Try it: In the listing below, find each line with the string "September" and report it.

::: Data records :::

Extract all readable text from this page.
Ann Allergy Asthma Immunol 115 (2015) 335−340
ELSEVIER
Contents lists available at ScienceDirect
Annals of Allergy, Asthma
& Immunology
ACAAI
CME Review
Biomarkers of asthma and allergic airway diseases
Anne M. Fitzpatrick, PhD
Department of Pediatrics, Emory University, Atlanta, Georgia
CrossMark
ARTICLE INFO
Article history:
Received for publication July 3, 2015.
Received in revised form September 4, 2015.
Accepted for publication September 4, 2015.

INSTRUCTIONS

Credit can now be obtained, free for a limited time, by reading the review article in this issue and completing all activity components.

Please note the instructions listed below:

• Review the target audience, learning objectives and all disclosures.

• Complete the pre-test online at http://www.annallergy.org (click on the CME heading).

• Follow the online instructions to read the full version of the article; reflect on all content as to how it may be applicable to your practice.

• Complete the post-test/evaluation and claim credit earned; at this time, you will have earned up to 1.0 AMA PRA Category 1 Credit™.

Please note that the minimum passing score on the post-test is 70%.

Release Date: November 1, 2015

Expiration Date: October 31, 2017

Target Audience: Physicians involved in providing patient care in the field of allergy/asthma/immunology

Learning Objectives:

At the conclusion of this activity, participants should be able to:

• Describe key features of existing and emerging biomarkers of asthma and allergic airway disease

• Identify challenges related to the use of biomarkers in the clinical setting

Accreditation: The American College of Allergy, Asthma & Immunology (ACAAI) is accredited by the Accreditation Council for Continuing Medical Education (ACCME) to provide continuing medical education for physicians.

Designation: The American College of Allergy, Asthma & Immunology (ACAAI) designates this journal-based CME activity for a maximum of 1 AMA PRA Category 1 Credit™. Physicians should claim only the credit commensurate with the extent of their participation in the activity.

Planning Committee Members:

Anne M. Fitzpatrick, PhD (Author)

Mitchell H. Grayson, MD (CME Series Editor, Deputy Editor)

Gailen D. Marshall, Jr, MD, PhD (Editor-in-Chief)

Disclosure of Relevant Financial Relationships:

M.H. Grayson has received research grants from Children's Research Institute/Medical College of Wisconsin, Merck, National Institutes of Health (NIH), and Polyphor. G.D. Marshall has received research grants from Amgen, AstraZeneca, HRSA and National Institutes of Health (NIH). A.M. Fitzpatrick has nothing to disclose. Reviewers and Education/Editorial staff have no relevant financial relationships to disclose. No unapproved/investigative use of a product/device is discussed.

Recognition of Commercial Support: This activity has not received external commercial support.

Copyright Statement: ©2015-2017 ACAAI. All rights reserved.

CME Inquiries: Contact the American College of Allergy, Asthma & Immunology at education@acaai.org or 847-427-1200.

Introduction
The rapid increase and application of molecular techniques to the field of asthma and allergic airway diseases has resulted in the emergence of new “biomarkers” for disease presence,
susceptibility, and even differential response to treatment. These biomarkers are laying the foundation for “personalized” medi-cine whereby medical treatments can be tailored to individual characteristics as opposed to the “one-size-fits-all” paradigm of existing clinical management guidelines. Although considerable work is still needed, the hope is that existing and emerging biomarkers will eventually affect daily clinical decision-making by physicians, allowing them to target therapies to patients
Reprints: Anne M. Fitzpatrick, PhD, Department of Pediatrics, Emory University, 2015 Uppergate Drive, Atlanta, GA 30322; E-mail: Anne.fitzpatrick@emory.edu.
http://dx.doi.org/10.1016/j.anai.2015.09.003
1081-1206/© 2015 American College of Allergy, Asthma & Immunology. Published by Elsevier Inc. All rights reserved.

:::
::: Data records :::

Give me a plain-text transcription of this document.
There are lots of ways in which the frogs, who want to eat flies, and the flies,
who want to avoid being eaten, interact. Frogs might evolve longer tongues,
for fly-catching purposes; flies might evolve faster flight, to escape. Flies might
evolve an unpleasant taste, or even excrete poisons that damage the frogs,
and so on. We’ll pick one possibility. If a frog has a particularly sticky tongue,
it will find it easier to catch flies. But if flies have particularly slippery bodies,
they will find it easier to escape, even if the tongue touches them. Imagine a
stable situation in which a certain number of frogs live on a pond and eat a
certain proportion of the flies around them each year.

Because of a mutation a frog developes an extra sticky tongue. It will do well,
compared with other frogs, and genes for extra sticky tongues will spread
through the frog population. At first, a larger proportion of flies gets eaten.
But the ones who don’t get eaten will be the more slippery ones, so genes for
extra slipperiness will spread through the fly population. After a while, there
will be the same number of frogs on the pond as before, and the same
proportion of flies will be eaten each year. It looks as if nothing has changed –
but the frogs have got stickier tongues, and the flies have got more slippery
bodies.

:::
::: Data records :::

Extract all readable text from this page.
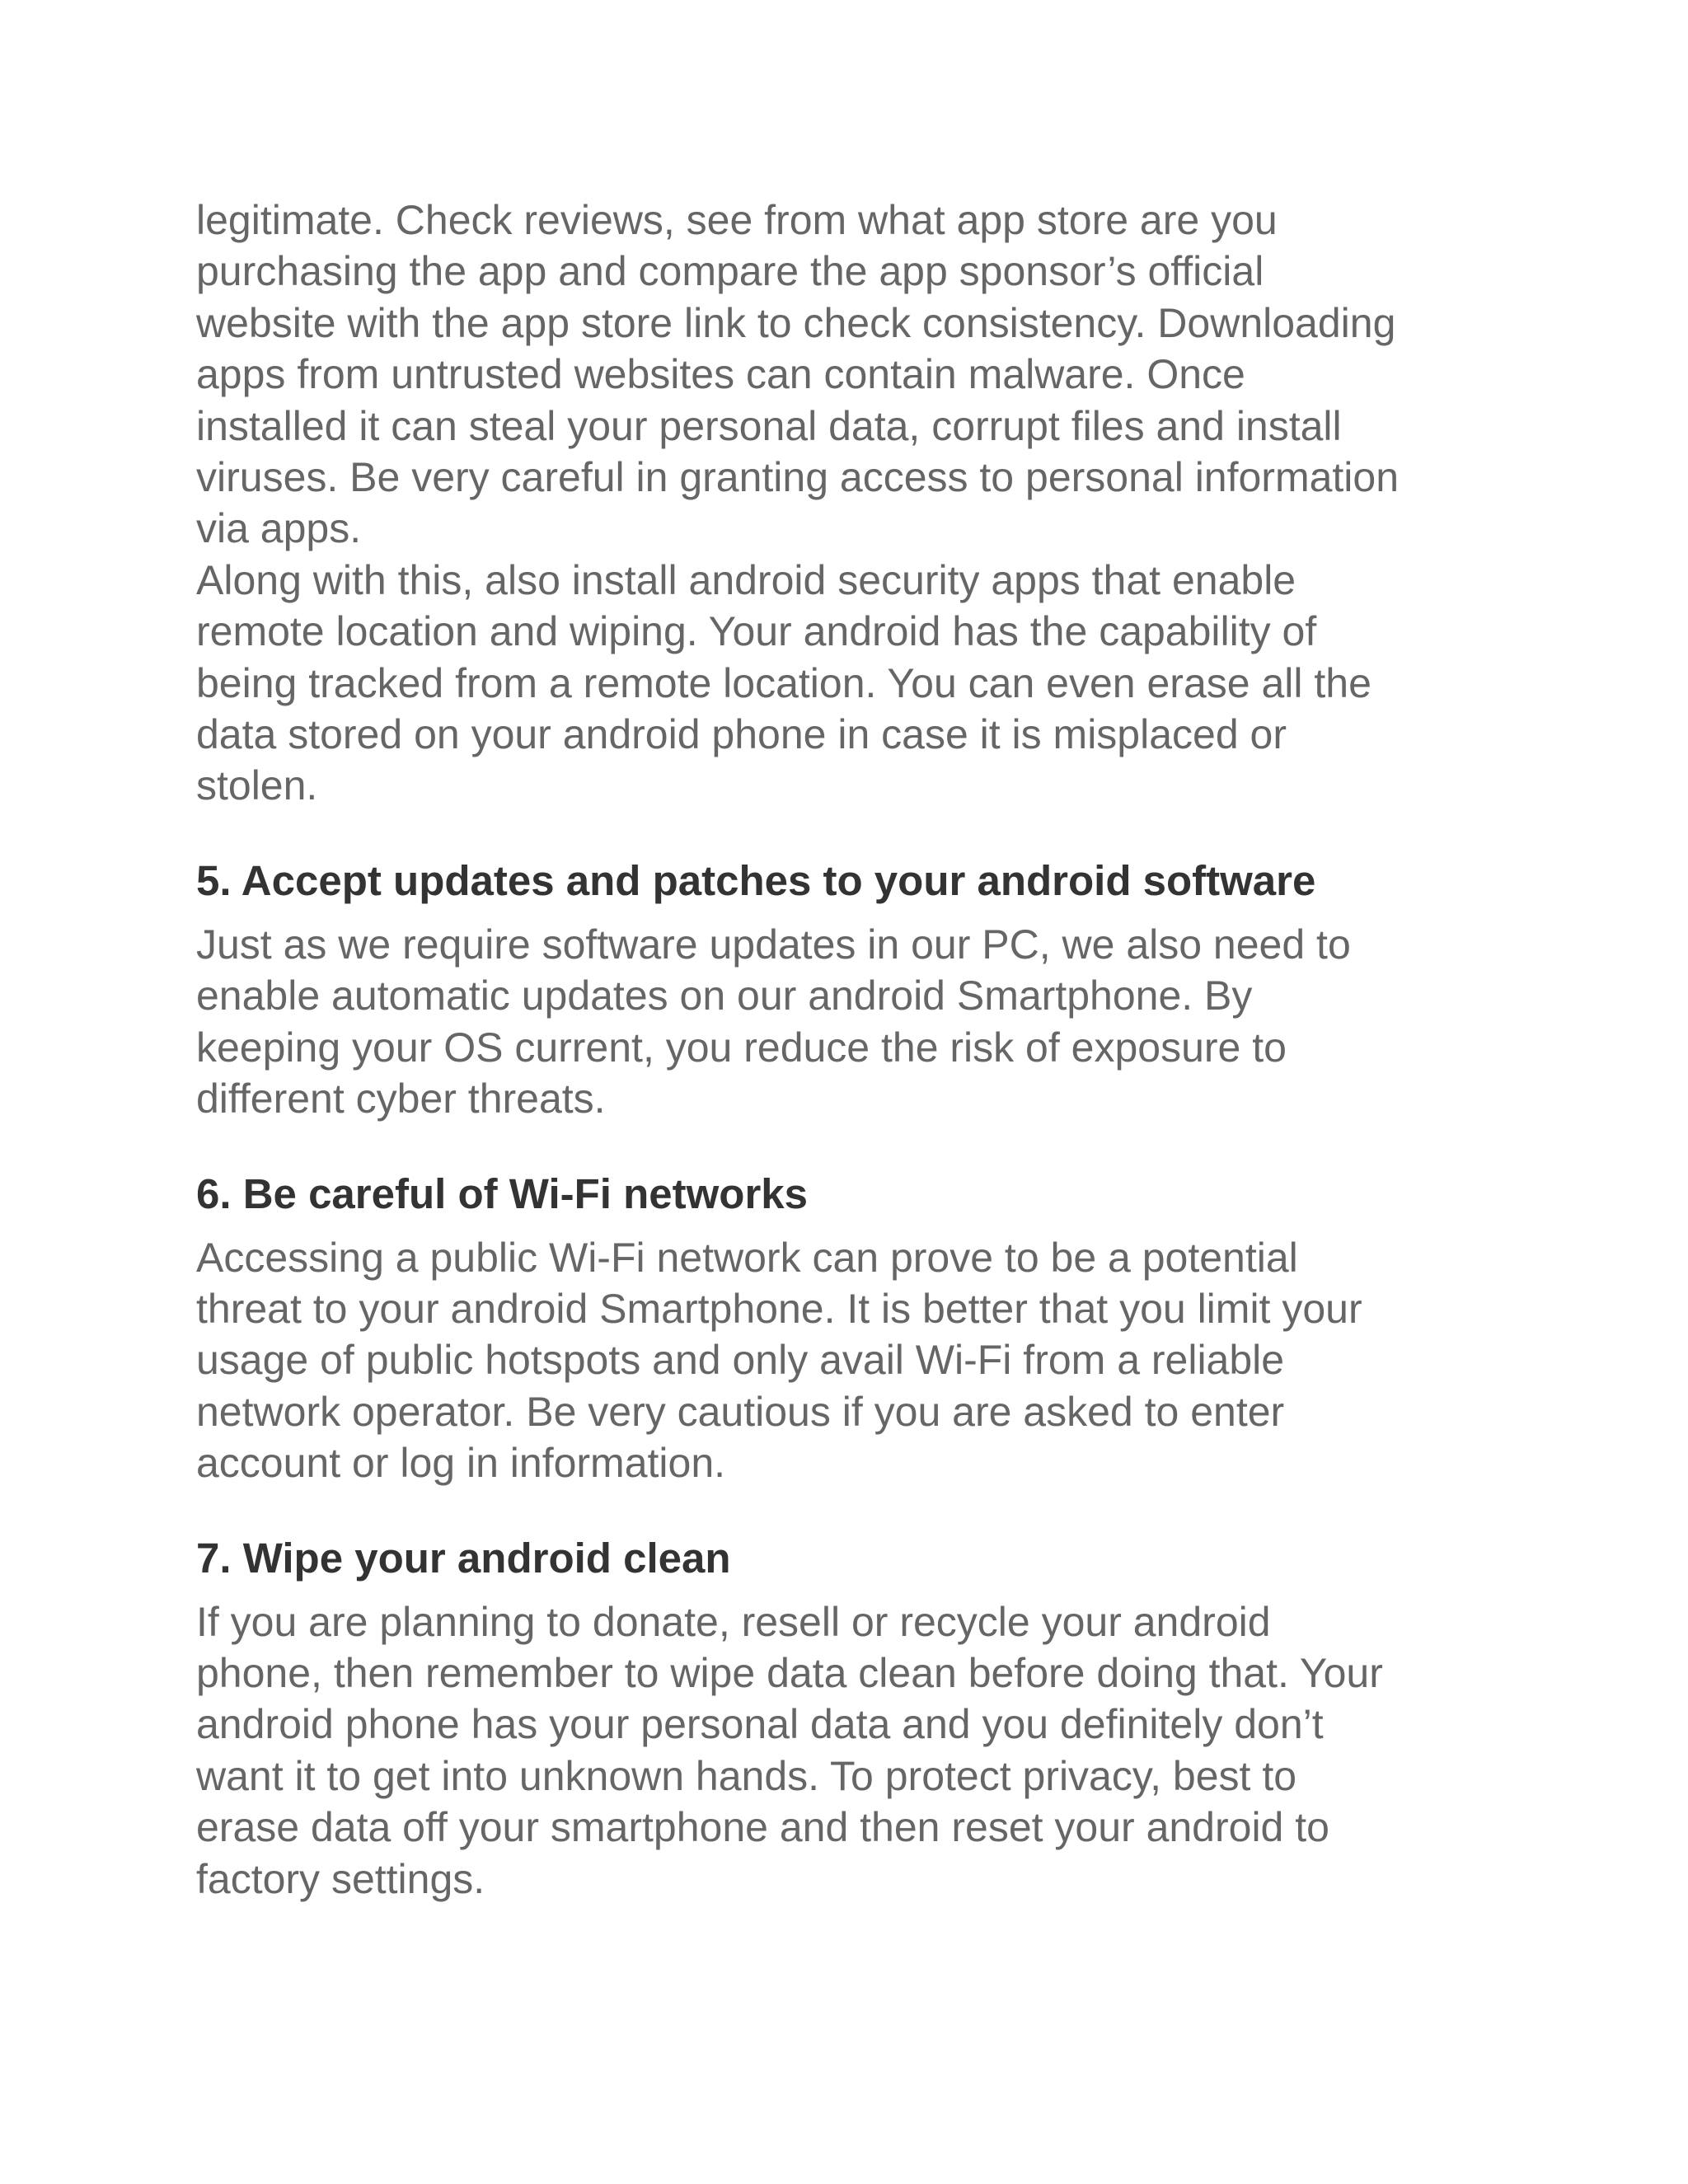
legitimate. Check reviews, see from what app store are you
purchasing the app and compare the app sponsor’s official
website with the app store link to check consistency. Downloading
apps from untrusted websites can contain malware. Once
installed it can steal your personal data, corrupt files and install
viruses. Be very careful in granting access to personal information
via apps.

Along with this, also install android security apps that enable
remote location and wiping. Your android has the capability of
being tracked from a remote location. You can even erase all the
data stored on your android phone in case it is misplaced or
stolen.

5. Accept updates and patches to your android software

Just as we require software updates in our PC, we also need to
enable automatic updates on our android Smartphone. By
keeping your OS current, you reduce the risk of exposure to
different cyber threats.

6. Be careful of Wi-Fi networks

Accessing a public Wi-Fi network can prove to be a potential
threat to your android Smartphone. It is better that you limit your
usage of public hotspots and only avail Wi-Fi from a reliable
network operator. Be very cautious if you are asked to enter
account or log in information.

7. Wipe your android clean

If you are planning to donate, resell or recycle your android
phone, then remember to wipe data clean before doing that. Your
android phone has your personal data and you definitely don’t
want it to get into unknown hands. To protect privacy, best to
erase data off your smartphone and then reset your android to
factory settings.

:::

Exercise result:
Received in revised form September 4, 2015.
Accepted for publication September 4, 2015.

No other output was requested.